BRIEF.
Copy the records from the line with "Enumerate the UI" up to and including the line with "logo[interactable]: APLKISAI: [12, 10, 97, 28]", character for character.

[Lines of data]
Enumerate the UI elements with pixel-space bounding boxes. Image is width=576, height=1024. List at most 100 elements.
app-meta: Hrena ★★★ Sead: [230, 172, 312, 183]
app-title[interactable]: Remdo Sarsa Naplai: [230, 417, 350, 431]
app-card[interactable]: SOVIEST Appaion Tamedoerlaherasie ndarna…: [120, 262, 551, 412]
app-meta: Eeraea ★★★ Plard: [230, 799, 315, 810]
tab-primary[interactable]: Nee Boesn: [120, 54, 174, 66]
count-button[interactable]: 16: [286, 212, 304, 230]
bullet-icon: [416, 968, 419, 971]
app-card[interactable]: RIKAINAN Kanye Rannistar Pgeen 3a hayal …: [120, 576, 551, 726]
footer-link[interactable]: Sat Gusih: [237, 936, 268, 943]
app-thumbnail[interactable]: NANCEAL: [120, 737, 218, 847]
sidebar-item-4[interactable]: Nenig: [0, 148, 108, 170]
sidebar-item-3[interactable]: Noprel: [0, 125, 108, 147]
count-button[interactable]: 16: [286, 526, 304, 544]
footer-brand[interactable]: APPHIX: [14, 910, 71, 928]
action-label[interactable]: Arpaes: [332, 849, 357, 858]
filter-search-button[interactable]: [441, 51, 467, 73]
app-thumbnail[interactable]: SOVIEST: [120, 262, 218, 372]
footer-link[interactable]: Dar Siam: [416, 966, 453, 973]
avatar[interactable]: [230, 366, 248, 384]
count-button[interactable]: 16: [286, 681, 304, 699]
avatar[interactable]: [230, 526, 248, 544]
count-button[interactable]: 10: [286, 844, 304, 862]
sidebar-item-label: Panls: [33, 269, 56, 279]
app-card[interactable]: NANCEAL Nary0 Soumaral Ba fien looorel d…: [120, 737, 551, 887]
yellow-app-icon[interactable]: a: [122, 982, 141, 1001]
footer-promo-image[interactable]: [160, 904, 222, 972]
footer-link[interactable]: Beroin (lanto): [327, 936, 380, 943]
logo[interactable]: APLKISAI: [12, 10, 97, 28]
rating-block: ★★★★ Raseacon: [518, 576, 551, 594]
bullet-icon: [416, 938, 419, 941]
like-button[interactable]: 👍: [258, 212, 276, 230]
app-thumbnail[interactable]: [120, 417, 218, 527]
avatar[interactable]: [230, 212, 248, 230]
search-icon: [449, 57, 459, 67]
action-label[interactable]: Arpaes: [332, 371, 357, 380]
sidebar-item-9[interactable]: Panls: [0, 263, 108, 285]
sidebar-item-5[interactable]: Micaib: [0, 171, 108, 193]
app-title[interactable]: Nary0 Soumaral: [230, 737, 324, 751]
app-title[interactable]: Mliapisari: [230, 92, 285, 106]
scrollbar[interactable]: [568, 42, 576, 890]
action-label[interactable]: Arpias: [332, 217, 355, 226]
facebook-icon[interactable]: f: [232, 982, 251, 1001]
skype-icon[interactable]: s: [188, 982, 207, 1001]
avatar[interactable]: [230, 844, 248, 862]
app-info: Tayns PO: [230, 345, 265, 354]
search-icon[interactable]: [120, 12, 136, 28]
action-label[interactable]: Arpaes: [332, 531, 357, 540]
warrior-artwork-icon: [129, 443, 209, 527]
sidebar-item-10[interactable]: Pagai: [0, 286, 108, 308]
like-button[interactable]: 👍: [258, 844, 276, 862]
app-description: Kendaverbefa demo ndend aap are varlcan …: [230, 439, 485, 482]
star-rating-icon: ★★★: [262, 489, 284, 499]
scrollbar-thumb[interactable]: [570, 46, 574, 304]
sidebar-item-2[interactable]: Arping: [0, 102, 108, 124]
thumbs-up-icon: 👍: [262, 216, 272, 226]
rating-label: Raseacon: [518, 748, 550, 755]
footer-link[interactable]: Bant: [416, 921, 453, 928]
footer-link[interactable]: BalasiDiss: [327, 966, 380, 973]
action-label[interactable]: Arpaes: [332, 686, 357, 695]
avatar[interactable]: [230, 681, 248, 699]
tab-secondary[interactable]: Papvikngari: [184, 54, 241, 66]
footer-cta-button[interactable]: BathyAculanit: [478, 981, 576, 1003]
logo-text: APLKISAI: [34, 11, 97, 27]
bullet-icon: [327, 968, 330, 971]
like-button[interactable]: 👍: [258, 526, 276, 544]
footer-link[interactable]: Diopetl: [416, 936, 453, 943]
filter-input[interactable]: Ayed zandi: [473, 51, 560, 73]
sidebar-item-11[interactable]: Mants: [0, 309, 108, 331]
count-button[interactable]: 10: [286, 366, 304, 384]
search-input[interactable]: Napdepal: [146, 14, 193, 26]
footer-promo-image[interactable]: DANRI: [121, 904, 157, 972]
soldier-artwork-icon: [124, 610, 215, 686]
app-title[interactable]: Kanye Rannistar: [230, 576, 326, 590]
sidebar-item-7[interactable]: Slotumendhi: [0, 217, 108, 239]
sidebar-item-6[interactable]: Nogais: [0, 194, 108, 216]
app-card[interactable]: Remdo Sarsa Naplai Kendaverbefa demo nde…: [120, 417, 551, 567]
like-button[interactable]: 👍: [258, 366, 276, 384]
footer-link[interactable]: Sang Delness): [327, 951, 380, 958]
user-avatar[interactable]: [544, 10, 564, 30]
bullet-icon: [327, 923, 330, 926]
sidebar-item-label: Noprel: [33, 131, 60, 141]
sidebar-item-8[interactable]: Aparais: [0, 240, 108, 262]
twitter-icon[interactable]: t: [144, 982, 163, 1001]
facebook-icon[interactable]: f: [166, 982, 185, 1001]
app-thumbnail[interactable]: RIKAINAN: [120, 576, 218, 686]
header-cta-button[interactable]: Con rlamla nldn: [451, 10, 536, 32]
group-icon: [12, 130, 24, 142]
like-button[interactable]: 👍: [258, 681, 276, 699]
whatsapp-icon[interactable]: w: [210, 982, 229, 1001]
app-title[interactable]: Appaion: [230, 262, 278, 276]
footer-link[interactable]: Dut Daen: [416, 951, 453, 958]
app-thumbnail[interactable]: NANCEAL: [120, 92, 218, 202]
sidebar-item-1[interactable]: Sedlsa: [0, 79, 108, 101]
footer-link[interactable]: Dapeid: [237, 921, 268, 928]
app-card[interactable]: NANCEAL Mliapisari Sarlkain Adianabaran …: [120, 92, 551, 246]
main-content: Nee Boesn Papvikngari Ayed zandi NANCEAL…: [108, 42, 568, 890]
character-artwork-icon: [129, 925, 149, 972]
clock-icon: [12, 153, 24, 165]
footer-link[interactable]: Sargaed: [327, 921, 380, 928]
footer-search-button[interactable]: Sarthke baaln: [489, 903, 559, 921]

==

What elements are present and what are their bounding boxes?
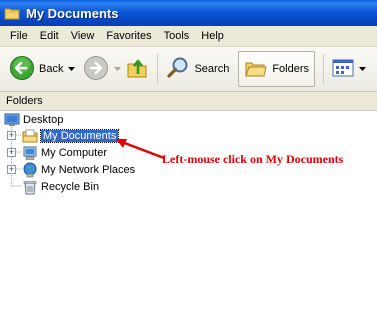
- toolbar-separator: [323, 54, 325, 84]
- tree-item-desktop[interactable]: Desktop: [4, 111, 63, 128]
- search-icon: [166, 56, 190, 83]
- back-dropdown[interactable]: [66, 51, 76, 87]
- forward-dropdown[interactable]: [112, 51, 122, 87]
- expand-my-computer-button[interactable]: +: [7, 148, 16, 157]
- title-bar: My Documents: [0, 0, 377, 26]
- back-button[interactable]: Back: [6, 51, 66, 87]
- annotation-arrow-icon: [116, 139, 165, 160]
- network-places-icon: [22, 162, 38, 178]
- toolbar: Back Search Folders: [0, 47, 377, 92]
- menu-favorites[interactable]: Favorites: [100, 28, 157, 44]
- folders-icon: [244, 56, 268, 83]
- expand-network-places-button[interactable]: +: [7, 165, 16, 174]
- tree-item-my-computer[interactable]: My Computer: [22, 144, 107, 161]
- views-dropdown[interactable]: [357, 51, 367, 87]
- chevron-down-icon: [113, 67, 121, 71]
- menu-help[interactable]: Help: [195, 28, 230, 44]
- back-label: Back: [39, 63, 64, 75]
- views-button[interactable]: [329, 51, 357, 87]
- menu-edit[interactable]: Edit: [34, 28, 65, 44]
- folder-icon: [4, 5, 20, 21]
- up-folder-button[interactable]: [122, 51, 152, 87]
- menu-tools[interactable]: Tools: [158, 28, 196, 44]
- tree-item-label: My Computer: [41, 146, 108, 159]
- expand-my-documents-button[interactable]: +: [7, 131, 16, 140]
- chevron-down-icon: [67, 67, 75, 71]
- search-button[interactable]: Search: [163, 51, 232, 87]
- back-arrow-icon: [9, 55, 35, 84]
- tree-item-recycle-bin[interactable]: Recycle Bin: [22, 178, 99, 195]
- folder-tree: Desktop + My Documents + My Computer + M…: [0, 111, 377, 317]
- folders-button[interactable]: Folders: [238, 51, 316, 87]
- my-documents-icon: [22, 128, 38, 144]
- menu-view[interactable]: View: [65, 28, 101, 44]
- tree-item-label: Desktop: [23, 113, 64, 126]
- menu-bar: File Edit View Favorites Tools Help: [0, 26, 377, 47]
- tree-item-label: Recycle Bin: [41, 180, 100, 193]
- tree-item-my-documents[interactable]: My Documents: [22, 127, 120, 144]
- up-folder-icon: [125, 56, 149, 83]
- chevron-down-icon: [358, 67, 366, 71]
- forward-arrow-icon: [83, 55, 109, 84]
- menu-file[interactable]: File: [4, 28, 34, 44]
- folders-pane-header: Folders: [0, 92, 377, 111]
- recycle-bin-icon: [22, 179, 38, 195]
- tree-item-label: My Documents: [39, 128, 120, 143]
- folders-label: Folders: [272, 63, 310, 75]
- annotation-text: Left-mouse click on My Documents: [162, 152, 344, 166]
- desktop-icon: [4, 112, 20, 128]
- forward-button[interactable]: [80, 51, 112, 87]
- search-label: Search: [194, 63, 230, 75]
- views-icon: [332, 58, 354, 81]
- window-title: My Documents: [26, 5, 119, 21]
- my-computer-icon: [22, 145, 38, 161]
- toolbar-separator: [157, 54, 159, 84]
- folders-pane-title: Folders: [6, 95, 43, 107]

RESPONSE BELOW.
Enumerate the UI elements with pixel-space bounding boxes. Image is width=576, height=1024. List at most 100 elements.
app-meta: Hrena ★★★ Sead: [230, 172, 312, 183]
app-title[interactable]: Remdo Sarsa Naplai: [230, 417, 350, 431]
app-card[interactable]: SOVIEST Appaion Tamedoerlaherasie ndarna…: [120, 262, 551, 412]
app-meta: Eeraea ★★★ Plard: [230, 799, 315, 810]
tab-primary[interactable]: Nee Boesn: [120, 54, 174, 66]
count-button[interactable]: 16: [286, 212, 304, 230]
bullet-icon: [416, 968, 419, 971]
app-card[interactable]: RIKAINAN Kanye Rannistar Pgeen 3a hayal …: [120, 576, 551, 726]
footer-link[interactable]: Sat Gusih: [237, 936, 268, 943]
app-thumbnail[interactable]: NANCEAL: [120, 737, 218, 847]
sidebar-item-4[interactable]: Nenig: [0, 148, 108, 170]
sidebar-item-3[interactable]: Noprel: [0, 125, 108, 147]
count-button[interactable]: 16: [286, 526, 304, 544]
footer-brand[interactable]: APPHIX: [14, 910, 71, 928]
action-label[interactable]: Arpaes: [332, 849, 357, 858]
filter-search-button[interactable]: [441, 51, 467, 73]
app-thumbnail[interactable]: SOVIEST: [120, 262, 218, 372]
footer-link[interactable]: Dar Siam: [416, 966, 453, 973]
avatar[interactable]: [230, 366, 248, 384]
count-button[interactable]: 16: [286, 681, 304, 699]
avatar[interactable]: [230, 526, 248, 544]
count-button[interactable]: 10: [286, 844, 304, 862]
sidebar-item-label: Panls: [33, 269, 56, 279]
app-card[interactable]: NANCEAL Nary0 Soumaral Ba fien looorel d…: [120, 737, 551, 887]
yellow-app-icon[interactable]: a: [122, 982, 141, 1001]
footer-promo-image[interactable]: [160, 904, 222, 972]
footer-link[interactable]: Beroin (lanto): [327, 936, 380, 943]
logo[interactable]: APLKISAI: [12, 10, 97, 28]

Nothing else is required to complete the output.